Turn every row below into a numbered list with one line per item, and skip any blank lines. Leave the pictures out of your answer.
>> start Provided data
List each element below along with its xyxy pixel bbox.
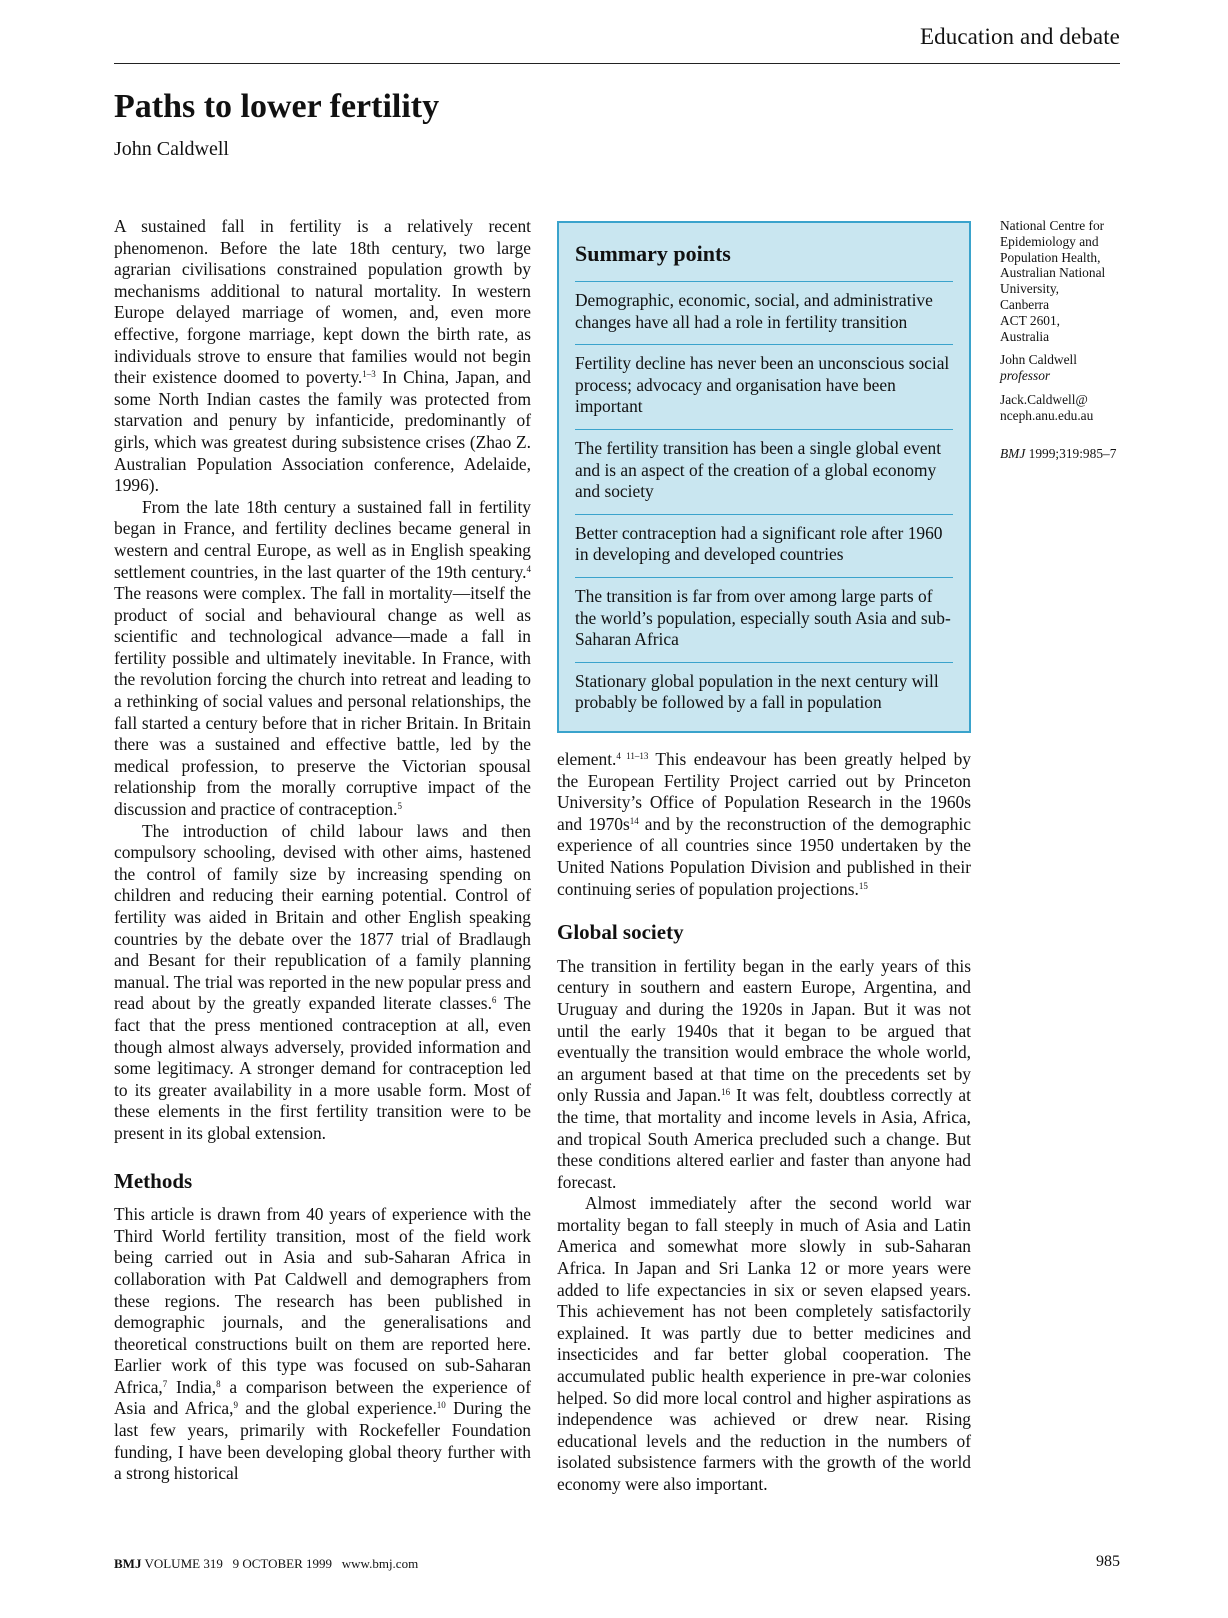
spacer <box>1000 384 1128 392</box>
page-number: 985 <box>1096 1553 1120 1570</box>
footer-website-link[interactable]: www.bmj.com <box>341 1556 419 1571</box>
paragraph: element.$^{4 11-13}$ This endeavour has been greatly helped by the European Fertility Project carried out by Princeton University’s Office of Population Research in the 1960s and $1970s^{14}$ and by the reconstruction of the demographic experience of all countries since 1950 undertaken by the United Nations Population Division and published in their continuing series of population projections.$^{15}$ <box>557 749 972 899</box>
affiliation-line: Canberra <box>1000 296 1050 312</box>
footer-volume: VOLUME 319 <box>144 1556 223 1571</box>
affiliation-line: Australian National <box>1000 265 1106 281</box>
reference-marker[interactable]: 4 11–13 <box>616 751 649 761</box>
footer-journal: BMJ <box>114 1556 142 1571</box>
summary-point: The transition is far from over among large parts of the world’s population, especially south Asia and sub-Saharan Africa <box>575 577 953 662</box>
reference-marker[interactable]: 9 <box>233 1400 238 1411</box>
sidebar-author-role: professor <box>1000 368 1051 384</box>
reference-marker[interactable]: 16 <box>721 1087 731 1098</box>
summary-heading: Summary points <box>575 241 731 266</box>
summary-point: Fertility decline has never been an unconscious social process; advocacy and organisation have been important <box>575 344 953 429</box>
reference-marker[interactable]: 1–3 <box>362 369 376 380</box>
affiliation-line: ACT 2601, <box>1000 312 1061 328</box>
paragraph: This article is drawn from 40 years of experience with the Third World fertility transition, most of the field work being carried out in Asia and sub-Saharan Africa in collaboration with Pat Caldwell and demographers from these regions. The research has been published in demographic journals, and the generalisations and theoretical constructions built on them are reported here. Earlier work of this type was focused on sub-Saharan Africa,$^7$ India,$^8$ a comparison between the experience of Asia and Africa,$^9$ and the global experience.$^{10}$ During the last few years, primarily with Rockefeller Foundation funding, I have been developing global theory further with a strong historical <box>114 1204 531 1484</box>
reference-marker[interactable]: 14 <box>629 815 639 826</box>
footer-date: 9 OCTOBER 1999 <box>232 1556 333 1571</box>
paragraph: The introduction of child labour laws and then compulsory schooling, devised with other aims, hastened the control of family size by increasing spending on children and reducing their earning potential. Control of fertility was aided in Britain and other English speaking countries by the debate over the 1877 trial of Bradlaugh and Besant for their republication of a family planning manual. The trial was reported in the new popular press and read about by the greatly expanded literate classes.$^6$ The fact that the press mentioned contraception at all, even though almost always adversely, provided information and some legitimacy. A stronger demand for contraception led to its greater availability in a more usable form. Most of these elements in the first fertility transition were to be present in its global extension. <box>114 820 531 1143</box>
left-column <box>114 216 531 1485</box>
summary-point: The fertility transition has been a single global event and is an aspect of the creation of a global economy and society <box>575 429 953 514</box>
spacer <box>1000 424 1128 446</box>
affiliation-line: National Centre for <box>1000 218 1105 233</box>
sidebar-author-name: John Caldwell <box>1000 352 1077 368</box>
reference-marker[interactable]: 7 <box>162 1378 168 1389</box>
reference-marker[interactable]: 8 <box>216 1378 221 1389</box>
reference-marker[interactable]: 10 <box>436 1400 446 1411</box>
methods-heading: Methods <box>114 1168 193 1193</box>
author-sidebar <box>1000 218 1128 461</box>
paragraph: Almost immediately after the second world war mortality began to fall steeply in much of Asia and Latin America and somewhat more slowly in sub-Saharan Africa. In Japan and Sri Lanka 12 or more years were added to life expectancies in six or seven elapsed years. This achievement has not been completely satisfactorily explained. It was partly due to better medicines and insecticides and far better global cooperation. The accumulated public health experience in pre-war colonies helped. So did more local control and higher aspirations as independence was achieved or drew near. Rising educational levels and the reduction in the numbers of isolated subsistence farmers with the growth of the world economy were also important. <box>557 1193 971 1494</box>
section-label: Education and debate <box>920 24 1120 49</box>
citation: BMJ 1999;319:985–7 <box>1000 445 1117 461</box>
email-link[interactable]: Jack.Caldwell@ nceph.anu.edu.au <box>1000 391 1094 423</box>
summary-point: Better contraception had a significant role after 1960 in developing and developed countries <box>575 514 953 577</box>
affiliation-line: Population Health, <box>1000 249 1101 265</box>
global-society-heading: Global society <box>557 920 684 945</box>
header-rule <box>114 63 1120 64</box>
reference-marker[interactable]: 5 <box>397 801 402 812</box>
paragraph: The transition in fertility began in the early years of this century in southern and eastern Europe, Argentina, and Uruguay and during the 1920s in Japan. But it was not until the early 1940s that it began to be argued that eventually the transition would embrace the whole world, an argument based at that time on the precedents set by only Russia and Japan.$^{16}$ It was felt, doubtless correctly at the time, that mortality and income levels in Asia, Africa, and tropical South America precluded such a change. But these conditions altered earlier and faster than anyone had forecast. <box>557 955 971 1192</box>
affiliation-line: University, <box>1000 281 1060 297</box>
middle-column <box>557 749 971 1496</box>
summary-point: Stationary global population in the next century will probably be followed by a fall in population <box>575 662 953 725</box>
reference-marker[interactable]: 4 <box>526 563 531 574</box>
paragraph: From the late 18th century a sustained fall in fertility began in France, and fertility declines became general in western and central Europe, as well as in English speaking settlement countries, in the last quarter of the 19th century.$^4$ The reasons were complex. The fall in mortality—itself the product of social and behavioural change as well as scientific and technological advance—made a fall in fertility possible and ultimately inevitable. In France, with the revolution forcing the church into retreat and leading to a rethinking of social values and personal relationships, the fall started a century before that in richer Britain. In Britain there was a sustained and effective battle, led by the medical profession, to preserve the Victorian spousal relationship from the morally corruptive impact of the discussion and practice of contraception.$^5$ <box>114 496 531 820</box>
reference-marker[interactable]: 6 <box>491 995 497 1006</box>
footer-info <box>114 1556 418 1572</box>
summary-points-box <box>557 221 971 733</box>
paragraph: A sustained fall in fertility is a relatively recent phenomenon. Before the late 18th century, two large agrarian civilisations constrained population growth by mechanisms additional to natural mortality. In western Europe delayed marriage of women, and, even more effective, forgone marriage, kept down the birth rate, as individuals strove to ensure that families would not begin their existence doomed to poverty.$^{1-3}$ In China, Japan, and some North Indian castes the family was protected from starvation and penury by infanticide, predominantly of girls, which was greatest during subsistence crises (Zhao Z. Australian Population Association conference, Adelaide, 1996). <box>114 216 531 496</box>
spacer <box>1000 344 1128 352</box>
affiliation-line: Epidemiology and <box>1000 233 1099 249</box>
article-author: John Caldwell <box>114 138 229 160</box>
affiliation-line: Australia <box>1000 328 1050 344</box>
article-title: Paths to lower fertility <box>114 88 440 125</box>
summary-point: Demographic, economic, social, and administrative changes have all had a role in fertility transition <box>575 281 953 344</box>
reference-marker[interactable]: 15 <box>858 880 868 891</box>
>> end Provided data
## Response to the exercise
1. List each element below along with its xyxy pixel bbox.
2. spacer <box>1000 384 1128 392</box>
3. page-number: 985 <box>1096 1553 1120 1570</box>
4. footer-website-link[interactable]: www.bmj.com <box>341 1556 419 1571</box>
5. paragraph: element.$^{4 11-13}$ This endeavour has been greatly helped by the European Fertility Project carried out by Princeton University’s Office of Population Research in the 1960s and $1970s^{14}$ and by the reconstruction of the demographic experience of all countries since 1950 undertaken by the United Nations Population Division and published in their continuing series of population projections.$^{15}$ <box>557 749 972 899</box>
6. affiliation-line: Canberra <box>1000 296 1050 312</box>
7. footer-volume: VOLUME 319 <box>144 1556 223 1571</box>
8. affiliation-line: Australian National <box>1000 265 1106 281</box>
9. reference-marker[interactable]: 4 11–13 <box>616 751 649 761</box>
10. footer-journal: BMJ <box>114 1556 142 1571</box>
11. summary-point: The transition is far from over among large parts of the world’s population, especially south Asia and sub-Saharan Africa <box>575 577 953 662</box>
12. reference-marker[interactable]: 9 <box>233 1400 238 1411</box>
13. sidebar-author-role: professor <box>1000 368 1051 384</box>
14. reference-marker[interactable]: 16 <box>721 1087 731 1098</box>
15. summary-heading: Summary points <box>575 241 731 266</box>
16. summary-point: Fertility decline has never been an unconscious social process; advocacy and organisation have been important <box>575 344 953 429</box>
17. reference-marker[interactable]: 1–3 <box>362 369 376 380</box>
18. affiliation-line: ACT 2601, <box>1000 312 1061 328</box>
19. paragraph: This article is drawn from 40 years of experience with the Third World fertility transition, most of the field work being carried out in Asia and sub-Saharan Africa in collaboration with Pat Caldwell and demographers from these regions. The research has been published in demographic journals, and the generalisations and theoretical constructions built on them are reported here. Earlier work of this type was focused on sub-Saharan Africa,$^7$ India,$^8$ a comparison between the experience of Asia and Africa,$^9$ and the global experience.$^{10}$ During the last few years, primarily with Rockefeller Foundation funding, I have been developing global theory further with a strong historical <box>114 1204 531 1484</box>
20. reference-marker[interactable]: 14 <box>629 815 639 826</box>
21. footer-date: 9 OCTOBER 1999 <box>232 1556 333 1571</box>
22. paragraph: The introduction of child labour laws and then compulsory schooling, devised with other aims, hastened the control of family size by increasing spending on children and reducing their earning potential. Control of fertility was aided in Britain and other English speaking countries by the debate over the 1877 trial of Bradlaugh and Besant for their republication of a family planning manual. The trial was reported in the new popular press and read about by the greatly expanded literate classes.$^6$ The fact that the press mentioned contraception at all, even though almost always adversely, provided information and some legitimacy. A stronger demand for contraception led to its greater availability in a more usable form. Most of these elements in the first fertility transition were to be present in its global extension. <box>114 820 531 1143</box>
23. left-column <box>114 216 531 1485</box>
24. summary-point: The fertility transition has been a single global event and is an aspect of the creation of a global economy and society <box>575 429 953 514</box>
25. spacer <box>1000 424 1128 446</box>
26. affiliation-line: National Centre for <box>1000 218 1105 233</box>
27. sidebar-author-name: John Caldwell <box>1000 352 1077 368</box>
28. reference-marker[interactable]: 7 <box>162 1378 168 1389</box>
29. reference-marker[interactable]: 8 <box>216 1378 221 1389</box>
30. reference-marker[interactable]: 10 <box>436 1400 446 1411</box>
31. methods-heading: Methods <box>114 1168 193 1193</box>
32. author-sidebar <box>1000 218 1128 461</box>
33. paragraph: Almost immediately after the second world war mortality began to fall steeply in much of Asia and Latin America and somewhat more slowly in sub-Saharan Africa. In Japan and Sri Lanka 12 or more years were added to life expectancies in six or seven elapsed years. This achievement has not been completely satisfactorily explained. It was partly due to better medicines and insecticides and far better global cooperation. The accumulated public health experience in pre-war colonies helped. So did more local control and higher aspirations as independence was achieved or drew near. Rising educational levels and the reduction in the numbers of isolated subsistence farmers with the growth of the world economy were also important. <box>557 1193 971 1494</box>
34. section-label: Education and debate <box>920 24 1120 49</box>
35. citation: BMJ 1999;319:985–7 <box>1000 445 1117 461</box>
36. email-link[interactable]: Jack.Caldwell@ nceph.anu.edu.au <box>1000 391 1094 423</box>
37. summary-point: Better contraception had a significant role after 1960 in developing and developed countries <box>575 514 953 577</box>
38. affiliation-line: Population Health, <box>1000 249 1101 265</box>
39. global-society-heading: Global society <box>557 920 684 945</box>
40. header-rule <box>114 63 1120 64</box>
41. reference-marker[interactable]: 5 <box>397 801 402 812</box>
42. paragraph: The transition in fertility began in the early years of this century in southern and eastern Europe, Argentina, and Uruguay and during the 1920s in Japan. But it was not until the early 1940s that it began to be argued that eventually the transition would embrace the whole world, an argument based at that time on the precedents set by only Russia and Japan.$^{16}$ It was felt, doubtless correctly at the time, that mortality and income levels in Asia, Africa, and tropical South America precluded such a change. But these conditions altered earlier and faster than anyone had forecast. <box>557 955 971 1192</box>
43. affiliation-line: University, <box>1000 281 1060 297</box>
44. middle-column <box>557 749 971 1496</box>
45. summary-point: Stationary global population in the next century will probably be followed by a fall in population <box>575 662 953 725</box>
46. reference-marker[interactable]: 4 <box>526 563 531 574</box>
47. paragraph: From the late 18th century a sustained fall in fertility began in France, and fertility declines became general in western and central Europe, as well as in English speaking settlement countries, in the last quarter of the 19th century.$^4$ The reasons were complex. The fall in mortality—itself the product of social and behavioural change as well as scientific and technological advance—made a fall in fertility possible and ultimately inevitable. In France, with the revolution forcing the church into retreat and leading to a rethinking of social values and personal relationships, the fall started a century before that in richer Britain. In Britain there was a sustained and effective battle, led by the medical profession, to preserve the Victorian spousal relationship from the morally corruptive impact of the discussion and practice of contraception.$^5$ <box>114 496 531 820</box>
48. reference-marker[interactable]: 6 <box>491 995 497 1006</box>
49. footer-info <box>114 1556 418 1572</box>
50. summary-points-box <box>557 221 971 733</box>
51. paragraph: A sustained fall in fertility is a relatively recent phenomenon. Before the late 18th century, two large agrarian civilisations constrained population growth by mechanisms additional to natural mortality. In western Europe delayed marriage of women, and, even more effective, forgone marriage, kept down the birth rate, as individuals strove to ensure that families would not begin their existence doomed to poverty.$^{1-3}$ In China, Japan, and some North Indian castes the family was protected from starvation and penury by infanticide, predominantly of girls, which was greatest during subsistence crises (Zhao Z. Australian Population Association conference, Adelaide, 1996). <box>114 216 531 496</box>
52. spacer <box>1000 344 1128 352</box>
53. affiliation-line: Epidemiology and <box>1000 233 1099 249</box>
54. article-author: John Caldwell <box>114 138 229 160</box>
55. affiliation-line: Australia <box>1000 328 1050 344</box>
56. article-title: Paths to lower fertility <box>114 88 440 125</box>
57. summary-point: Demographic, economic, social, and administrative changes have all had a role in fertility transition <box>575 281 953 344</box>
58. reference-marker[interactable]: 15 <box>858 880 868 891</box>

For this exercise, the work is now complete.